* **TASK DIRECTIONS**:
Transcribe all of the records precisely as they are presented.

* **DATA IN THIS EXERCISE**:
____________________
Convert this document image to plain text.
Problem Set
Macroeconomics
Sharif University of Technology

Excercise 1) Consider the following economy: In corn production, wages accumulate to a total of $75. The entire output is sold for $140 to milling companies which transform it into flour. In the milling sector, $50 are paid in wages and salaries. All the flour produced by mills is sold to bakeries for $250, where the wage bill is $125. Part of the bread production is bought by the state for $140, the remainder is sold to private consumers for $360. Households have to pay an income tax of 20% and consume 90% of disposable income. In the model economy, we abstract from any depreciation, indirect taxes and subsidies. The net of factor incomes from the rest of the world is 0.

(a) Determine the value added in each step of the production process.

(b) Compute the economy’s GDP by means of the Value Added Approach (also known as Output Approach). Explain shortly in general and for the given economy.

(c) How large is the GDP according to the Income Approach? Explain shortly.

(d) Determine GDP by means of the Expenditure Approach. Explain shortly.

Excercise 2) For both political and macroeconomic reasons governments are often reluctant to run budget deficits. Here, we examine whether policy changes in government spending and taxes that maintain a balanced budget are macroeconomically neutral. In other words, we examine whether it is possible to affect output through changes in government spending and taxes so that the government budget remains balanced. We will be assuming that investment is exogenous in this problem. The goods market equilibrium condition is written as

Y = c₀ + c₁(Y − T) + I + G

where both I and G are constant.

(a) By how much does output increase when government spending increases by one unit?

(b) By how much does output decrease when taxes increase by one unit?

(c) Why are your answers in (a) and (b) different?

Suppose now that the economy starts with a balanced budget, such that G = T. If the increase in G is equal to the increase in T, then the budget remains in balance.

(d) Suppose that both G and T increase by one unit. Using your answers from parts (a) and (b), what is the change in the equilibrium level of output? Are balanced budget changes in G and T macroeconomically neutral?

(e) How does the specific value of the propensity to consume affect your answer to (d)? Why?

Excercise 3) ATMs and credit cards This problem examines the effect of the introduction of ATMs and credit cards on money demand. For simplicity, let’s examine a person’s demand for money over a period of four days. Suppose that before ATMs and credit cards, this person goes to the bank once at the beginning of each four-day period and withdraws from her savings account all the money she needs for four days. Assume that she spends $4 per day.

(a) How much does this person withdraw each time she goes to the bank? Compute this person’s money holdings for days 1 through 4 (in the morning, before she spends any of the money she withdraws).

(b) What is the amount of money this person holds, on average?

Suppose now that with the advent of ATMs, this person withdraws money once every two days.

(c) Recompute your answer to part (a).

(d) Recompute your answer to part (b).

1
____________________
* **RESPONSE TO THIS EXERCISE**:
Convert this document image to plain text.
Problem Set
Macroeconomics
Sharif University of Technology

Excercise 1) Consider the following economy: In corn production, wages accumulate to a total of $75. The entire output is sold for $140 to milling companies which transform it into flour. In the milling sector, $50 are paid in wages and salaries. All the flour produced by mills is sold to bakeries for $250, where the wage bill is $125. Part of the bread production is bought by the state for $140, the remainder is sold to private consumers for $360. Households have to pay an income tax of 20% and consume 90% of disposable income. In the model economy, we abstract from any depreciation, indirect taxes and subsidies. The net of factor incomes from the rest of the world is 0.

(a) Determine the value added in each step of the production process.

(b) Compute the economy’s GDP by means of the Value Added Approach (also known as Output Approach). Explain shortly in general and for the given economy.

(c) How large is the GDP according to the Income Approach? Explain shortly.

(d) Determine GDP by means of the Expenditure Approach. Explain shortly.

Excercise 2) For both political and macroeconomic reasons governments are often reluctant to run budget deficits. Here, we examine whether policy changes in government spending and taxes that maintain a balanced budget are macroeconomically neutral. In other words, we examine whether it is possible to affect output through changes in government spending and taxes so that the government budget remains balanced. We will be assuming that investment is exogenous in this problem. The goods market equilibrium condition is written as

Y = c₀ + c₁(Y − T) + I + G

where both I and G are constant.

(a) By how much does output increase when government spending increases by one unit?

(b) By how much does output decrease when taxes increase by one unit?

(c) Why are your answers in (a) and (b) different?

Suppose now that the economy starts with a balanced budget, such that G = T. If the increase in G is equal to the increase in T, then the budget remains in balance.

(d) Suppose that both G and T increase by one unit. Using your answers from parts (a) and (b), what is the change in the equilibrium level of output? Are balanced budget changes in G and T macroeconomically neutral?

(e) How does the specific value of the propensity to consume affect your answer to (d)? Why?

Excercise 3) ATMs and credit cards This problem examines the effect of the introduction of ATMs and credit cards on money demand. For simplicity, let’s examine a person’s demand for money over a period of four days. Suppose that before ATMs and credit cards, this person goes to the bank once at the beginning of each four-day period and withdraws from her savings account all the money she needs for four days. Assume that she spends $4 per day.

(a) How much does this person withdraw each time she goes to the bank? Compute this person’s money holdings for days 1 through 4 (in the morning, before she spends any of the money she withdraws).

(b) What is the amount of money this person holds, on average?

Suppose now that with the advent of ATMs, this person withdraws money once every two days.

(c) Recompute your answer to part (a).

(d) Recompute your answer to part (b).

1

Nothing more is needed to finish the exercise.